| Exercise aim |
Pick out every line holding the string "Раздел" and copy it.

| Entries supplied |
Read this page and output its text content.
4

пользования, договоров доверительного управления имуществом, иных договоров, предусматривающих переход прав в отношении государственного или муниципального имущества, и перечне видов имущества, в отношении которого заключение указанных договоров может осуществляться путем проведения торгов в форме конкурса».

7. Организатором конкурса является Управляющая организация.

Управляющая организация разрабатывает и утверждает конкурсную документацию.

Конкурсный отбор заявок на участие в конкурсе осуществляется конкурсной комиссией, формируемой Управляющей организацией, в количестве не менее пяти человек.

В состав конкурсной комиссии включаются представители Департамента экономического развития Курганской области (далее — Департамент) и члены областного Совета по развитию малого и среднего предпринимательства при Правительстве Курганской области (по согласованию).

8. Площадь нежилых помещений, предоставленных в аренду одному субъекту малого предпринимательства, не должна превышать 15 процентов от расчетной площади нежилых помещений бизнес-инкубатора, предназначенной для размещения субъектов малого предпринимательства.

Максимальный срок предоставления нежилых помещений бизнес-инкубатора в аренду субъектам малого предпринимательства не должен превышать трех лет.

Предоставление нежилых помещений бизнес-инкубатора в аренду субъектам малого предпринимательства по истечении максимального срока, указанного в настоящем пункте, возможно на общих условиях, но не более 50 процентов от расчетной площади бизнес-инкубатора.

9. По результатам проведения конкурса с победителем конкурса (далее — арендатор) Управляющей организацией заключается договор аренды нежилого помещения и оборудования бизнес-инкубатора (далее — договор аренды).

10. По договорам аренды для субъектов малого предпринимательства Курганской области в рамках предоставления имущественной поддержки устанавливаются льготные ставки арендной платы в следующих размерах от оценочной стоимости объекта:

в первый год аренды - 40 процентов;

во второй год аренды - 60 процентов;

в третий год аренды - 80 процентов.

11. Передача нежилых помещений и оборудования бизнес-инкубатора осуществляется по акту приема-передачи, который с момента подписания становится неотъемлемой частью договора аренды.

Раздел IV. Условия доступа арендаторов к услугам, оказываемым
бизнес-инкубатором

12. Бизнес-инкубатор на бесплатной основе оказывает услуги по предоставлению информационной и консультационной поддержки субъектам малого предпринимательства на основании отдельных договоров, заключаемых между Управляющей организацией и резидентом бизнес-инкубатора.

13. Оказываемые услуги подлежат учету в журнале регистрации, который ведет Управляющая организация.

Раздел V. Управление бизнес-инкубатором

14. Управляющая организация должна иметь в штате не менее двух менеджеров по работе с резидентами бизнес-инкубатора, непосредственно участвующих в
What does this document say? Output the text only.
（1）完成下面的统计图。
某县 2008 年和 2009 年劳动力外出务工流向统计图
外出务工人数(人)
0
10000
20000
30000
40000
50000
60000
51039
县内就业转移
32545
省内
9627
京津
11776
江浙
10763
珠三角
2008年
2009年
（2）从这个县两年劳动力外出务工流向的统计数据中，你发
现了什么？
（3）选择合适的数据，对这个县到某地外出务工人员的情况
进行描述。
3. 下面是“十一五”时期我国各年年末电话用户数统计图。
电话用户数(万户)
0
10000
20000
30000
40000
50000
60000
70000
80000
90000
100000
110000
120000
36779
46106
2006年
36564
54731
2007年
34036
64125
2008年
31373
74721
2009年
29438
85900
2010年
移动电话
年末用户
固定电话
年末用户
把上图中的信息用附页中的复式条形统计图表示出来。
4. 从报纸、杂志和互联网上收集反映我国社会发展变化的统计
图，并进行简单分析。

| Solution |
Раздел IV. Условия доступа арендаторов к услугам, оказываемым
Раздел V. Управление бизнес-инкубатором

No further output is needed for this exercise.